═════ MATERIAL FOR THIS TASK ═════

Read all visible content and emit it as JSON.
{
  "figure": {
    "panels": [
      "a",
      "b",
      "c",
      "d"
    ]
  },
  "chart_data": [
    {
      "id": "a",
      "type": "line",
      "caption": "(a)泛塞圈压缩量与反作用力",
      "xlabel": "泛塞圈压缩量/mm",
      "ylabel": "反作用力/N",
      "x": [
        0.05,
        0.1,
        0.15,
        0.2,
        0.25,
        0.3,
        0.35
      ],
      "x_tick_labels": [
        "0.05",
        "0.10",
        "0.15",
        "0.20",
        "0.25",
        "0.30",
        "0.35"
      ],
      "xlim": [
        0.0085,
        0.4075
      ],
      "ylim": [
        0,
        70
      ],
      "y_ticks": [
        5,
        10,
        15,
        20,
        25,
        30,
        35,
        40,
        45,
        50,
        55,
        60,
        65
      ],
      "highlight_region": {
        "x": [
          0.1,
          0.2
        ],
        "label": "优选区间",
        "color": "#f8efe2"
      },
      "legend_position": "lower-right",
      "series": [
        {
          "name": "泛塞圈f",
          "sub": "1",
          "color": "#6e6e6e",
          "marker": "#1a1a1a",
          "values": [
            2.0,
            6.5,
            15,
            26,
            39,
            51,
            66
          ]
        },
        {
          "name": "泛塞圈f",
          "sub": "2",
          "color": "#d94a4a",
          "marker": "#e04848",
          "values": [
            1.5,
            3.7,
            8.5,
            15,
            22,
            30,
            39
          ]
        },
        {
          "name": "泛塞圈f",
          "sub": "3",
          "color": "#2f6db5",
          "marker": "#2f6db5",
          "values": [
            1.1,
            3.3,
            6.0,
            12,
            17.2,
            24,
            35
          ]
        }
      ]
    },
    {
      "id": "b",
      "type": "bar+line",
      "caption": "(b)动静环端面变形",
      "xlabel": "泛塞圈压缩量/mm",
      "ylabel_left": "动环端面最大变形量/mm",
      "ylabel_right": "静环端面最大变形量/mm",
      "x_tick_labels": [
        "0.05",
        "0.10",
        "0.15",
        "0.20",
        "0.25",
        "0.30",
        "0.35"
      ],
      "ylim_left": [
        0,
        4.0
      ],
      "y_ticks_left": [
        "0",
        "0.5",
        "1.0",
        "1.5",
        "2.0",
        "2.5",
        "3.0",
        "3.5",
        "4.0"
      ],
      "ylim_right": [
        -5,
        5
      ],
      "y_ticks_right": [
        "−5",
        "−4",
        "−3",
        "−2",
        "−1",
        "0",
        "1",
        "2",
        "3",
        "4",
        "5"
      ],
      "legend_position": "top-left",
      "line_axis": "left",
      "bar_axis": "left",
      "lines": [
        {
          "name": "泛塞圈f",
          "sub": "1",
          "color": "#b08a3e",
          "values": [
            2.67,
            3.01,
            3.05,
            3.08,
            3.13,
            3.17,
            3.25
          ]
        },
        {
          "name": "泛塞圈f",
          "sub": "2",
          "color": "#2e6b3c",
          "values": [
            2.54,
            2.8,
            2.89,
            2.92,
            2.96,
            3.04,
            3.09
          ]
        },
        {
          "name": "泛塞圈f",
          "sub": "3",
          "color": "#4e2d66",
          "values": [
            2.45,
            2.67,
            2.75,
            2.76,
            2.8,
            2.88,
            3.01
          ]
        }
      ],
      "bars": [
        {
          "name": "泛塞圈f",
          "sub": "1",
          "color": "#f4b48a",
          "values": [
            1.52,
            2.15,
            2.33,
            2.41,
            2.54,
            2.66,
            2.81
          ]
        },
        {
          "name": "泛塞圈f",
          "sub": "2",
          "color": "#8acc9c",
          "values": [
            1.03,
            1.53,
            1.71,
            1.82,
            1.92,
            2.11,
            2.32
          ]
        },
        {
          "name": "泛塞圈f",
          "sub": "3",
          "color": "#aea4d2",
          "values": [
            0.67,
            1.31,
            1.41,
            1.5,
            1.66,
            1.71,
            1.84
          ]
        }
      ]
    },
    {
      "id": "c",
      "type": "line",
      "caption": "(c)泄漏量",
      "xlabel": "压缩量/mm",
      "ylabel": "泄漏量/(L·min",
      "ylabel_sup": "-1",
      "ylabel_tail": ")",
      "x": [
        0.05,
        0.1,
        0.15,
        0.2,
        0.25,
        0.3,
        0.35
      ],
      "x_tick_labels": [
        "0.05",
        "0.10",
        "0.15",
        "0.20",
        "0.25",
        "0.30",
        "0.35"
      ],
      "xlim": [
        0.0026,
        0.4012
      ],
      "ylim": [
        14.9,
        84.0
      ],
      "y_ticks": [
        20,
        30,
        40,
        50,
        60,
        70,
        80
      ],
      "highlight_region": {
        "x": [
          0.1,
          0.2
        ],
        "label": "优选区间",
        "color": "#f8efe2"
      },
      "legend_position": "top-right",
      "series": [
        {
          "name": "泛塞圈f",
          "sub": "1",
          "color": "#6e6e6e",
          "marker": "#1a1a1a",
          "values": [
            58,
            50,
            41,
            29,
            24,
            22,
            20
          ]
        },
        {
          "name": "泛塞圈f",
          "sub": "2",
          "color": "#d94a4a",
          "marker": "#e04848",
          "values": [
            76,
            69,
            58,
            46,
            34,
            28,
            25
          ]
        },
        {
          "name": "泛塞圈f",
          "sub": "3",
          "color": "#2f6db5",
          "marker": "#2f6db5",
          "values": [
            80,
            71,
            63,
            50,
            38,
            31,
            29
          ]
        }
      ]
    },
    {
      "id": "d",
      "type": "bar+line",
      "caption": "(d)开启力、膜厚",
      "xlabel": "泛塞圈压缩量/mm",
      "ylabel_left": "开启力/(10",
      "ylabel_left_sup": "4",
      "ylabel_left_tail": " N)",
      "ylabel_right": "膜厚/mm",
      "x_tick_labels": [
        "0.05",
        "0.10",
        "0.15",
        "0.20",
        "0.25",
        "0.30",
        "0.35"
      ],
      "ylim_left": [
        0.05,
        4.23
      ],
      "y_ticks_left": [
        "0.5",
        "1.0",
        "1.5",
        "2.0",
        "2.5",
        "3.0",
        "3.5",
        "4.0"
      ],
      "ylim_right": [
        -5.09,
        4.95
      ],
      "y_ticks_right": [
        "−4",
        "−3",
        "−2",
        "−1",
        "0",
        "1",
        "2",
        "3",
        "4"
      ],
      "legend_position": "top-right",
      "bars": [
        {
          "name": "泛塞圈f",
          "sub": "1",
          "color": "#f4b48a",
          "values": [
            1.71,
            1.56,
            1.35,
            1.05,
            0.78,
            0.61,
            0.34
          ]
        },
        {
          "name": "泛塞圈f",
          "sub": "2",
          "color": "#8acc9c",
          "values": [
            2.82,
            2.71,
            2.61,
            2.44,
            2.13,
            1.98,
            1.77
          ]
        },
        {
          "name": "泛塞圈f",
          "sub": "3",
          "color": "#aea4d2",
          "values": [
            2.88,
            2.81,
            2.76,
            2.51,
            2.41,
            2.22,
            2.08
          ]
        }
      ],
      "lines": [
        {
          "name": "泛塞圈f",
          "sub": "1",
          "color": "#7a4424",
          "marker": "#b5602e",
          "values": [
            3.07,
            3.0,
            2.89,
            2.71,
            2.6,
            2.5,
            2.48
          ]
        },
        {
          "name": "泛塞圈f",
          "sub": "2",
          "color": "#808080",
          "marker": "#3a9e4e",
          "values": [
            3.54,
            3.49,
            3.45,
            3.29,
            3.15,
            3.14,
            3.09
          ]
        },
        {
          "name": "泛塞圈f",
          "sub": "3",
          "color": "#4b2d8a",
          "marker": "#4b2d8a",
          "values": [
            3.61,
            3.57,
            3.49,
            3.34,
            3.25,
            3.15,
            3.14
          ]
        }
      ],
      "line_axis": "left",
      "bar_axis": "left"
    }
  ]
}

═════

#### WHAT IS BEING ASKED
Extract the data exactly as given.

#### RIGHT ANSWER
Read all visible content and emit it as JSON.
{
  "figure": {
    "panels": [
      "a",
      "b",
      "c",
      "d"
    ]
  },
  "chart_data": [
    {
      "id": "a",
      "type": "line",
      "caption": "(a)泛塞圈压缩量与反作用力",
      "xlabel": "泛塞圈压缩量/mm",
      "ylabel": "反作用力/N",
      "x": [
        0.05,
        0.1,
        0.15,
        0.2,
        0.25,
        0.3,
        0.35
      ],
      "x_tick_labels": [
        "0.05",
        "0.10",
        "0.15",
        "0.20",
        "0.25",
        "0.30",
        "0.35"
      ],
      "xlim": [
        0.0085,
        0.4075
      ],
      "ylim": [
        0,
        70
      ],
      "y_ticks": [
        5,
        10,
        15,
        20,
        25,
        30,
        35,
        40,
        45,
        50,
        55,
        60,
        65
      ],
      "highlight_region": {
        "x": [
          0.1,
          0.2
        ],
        "label": "优选区间",
        "color": "#f8efe2"
      },
      "legend_position": "lower-right",
      "series": [
        {
          "name": "泛塞圈f",
          "sub": "1",
          "color": "#6e6e6e",
          "marker": "#1a1a1a",
          "values": [
            2.0,
            6.5,
            15,
            26,
            39,
            51,
            66
          ]
        },
        {
          "name": "泛塞圈f",
          "sub": "2",
          "color": "#d94a4a",
          "marker": "#e04848",
          "values": [
            1.5,
            3.7,
            8.5,
            15,
            22,
            30,
            39
          ]
        },
        {
          "name": "泛塞圈f",
          "sub": "3",
          "color": "#2f6db5",
          "marker": "#2f6db5",
          "values": [
            1.1,
            3.3,
            6.0,
            12,
            17.2,
            24,
            35
          ]
        }
      ]
    },
    {
      "id": "b",
      "type": "bar+line",
      "caption": "(b)动静环端面变形",
      "xlabel": "泛塞圈压缩量/mm",
      "ylabel_left": "动环端面最大变形量/mm",
      "ylabel_right": "静环端面最大变形量/mm",
      "x_tick_labels": [
        "0.05",
        "0.10",
        "0.15",
        "0.20",
        "0.25",
        "0.30",
        "0.35"
      ],
      "ylim_left": [
        0,
        4.0
      ],
      "y_ticks_left": [
        "0",
        "0.5",
        "1.0",
        "1.5",
        "2.0",
        "2.5",
        "3.0",
        "3.5",
        "4.0"
      ],
      "ylim_right": [
        -5,
        5
      ],
      "y_ticks_right": [
        "−5",
        "−4",
        "−3",
        "−2",
        "−1",
        "0",
        "1",
        "2",
        "3",
        "4",
        "5"
      ],
      "legend_position": "top-left",
      "line_axis": "left",
      "bar_axis": "left",
      "lines": [
        {
          "name": "泛塞圈f",
          "sub": "1",
          "color": "#b08a3e",
          "values": [
            2.67,
            3.01,
            3.05,
            3.08,
            3.13,
            3.17,
            3.25
          ]
        },
        {
          "name": "泛塞圈f",
          "sub": "2",
          "color": "#2e6b3c",
          "values": [
            2.54,
            2.8,
            2.89,
            2.92,
            2.96,
            3.04,
            3.09
          ]
        },
        {
          "name": "泛塞圈f",
          "sub": "3",
          "color": "#4e2d66",
          "values": [
            2.45,
            2.67,
            2.75,
            2.76,
            2.8,
            2.88,
            3.01
          ]
        }
      ],
      "bars": [
        {
          "name": "泛塞圈f",
          "sub": "1",
          "color": "#f4b48a",
          "values": [
            1.52,
            2.15,
            2.33,
            2.41,
            2.54,
            2.66,
            2.81
          ]
        },
        {
          "name": "泛塞圈f",
          "sub": "2",
          "color": "#8acc9c",
          "values": [
            1.03,
            1.53,
            1.71,
            1.82,
            1.92,
            2.11,
            2.32
          ]
        },
        {
          "name": "泛塞圈f",
          "sub": "3",
          "color": "#aea4d2",
          "values": [
            0.67,
            1.31,
            1.41,
            1.5,
            1.66,
            1.71,
            1.84
          ]
        }
      ]
    },
    {
      "id": "c",
      "type": "line",
      "caption": "(c)泄漏量",
      "xlabel": "压缩量/mm",
      "ylabel": "泄漏量/(L·min",
      "ylabel_sup": "-1",
      "ylabel_tail": ")",
      "x": [
        0.05,
        0.1,
        0.15,
        0.2,
        0.25,
        0.3,
        0.35
      ],
      "x_tick_labels": [
        "0.05",
        "0.10",
        "0.15",
        "0.20",
        "0.25",
        "0.30",
        "0.35"
      ],
      "xlim": [
        0.0026,
        0.4012
      ],
      "ylim": [
        14.9,
        84.0
      ],
      "y_ticks": [
        20,
        30,
        40,
        50,
        60,
        70,
        80
      ],
      "highlight_region": {
        "x": [
          0.1,
          0.2
        ],
        "label": "优选区间",
        "color": "#f8efe2"
      },
      "legend_position": "top-right",
      "series": [
        {
          "name": "泛塞圈f",
          "sub": "1",
          "color": "#6e6e6e",
          "marker": "#1a1a1a",
          "values": [
            58,
            50,
            41,
            29,
            24,
            22,
            20
          ]
        },
        {
          "name": "泛塞圈f",
          "sub": "2",
          "color": "#d94a4a",
          "marker": "#e04848",
          "values": [
            76,
            69,
            58,
            46,
            34,
            28,
            25
          ]
        },
        {
          "name": "泛塞圈f",
          "sub": "3",
          "color": "#2f6db5",
          "marker": "#2f6db5",
          "values": [
            80,
            71,
            63,
            50,
            38,
            31,
            29
          ]
        }
      ]
    },
    {
      "id": "d",
      "type": "bar+line",
      "caption": "(d)开启力、膜厚",
      "xlabel": "泛塞圈压缩量/mm",
      "ylabel_left": "开启力/(10",
      "ylabel_left_sup": "4",
      "ylabel_left_tail": " N)",
      "ylabel_right": "膜厚/mm",
      "x_tick_labels": [
        "0.05",
        "0.10",
        "0.15",
        "0.20",
        "0.25",
        "0.30",
        "0.35"
      ],
      "ylim_left": [
        0.05,
        4.23
      ],
      "y_ticks_left": [
        "0.5",
        "1.0",
        "1.5",
        "2.0",
        "2.5",
        "3.0",
        "3.5",
        "4.0"
      ],
      "ylim_right": [
        -5.09,
        4.95
      ],
      "y_ticks_right": [
        "−4",
        "−3",
        "−2",
        "−1",
        "0",
        "1",
        "2",
        "3",
        "4"
      ],
      "legend_position": "top-right",
      "bars": [
        {
          "name": "泛塞圈f",
          "sub": "1",
          "color": "#f4b48a",
          "values": [
            1.71,
            1.56,
            1.35,
            1.05,
            0.78,
            0.61,
            0.34
          ]
        },
        {
          "name": "泛塞圈f",
          "sub": "2",
          "color": "#8acc9c",
          "values": [
            2.82,
            2.71,
            2.61,
            2.44,
            2.13,
            1.98,
            1.77
          ]
        },
        {
          "name": "泛塞圈f",
          "sub": "3",
          "color": "#aea4d2",
          "values": [
            2.88,
            2.81,
            2.76,
            2.51,
            2.41,
            2.22,
            2.08
          ]
        }
      ],
      "lines": [
        {
          "name": "泛塞圈f",
          "sub": "1",
          "color": "#7a4424",
          "marker": "#b5602e",
          "values": [
            3.07,
            3.0,
            2.89,
            2.71,
            2.6,
            2.5,
            2.48
          ]
        },
        {
          "name": "泛塞圈f",
          "sub": "2",
          "color": "#808080",
          "marker": "#3a9e4e",
          "values": [
            3.54,
            3.49,
            3.45,
            3.29,
            3.15,
            3.14,
            3.09
          ]
        },
        {
          "name": "泛塞圈f",
          "sub": "3",
          "color": "#4b2d8a",
          "marker": "#4b2d8a",
          "values": [
            3.61,
            3.57,
            3.49,
            3.34,
            3.25,
            3.15,
            3.14
          ]
        }
      ],
      "line_axis": "left",
      "bar_axis": "left"
    }
  ]
}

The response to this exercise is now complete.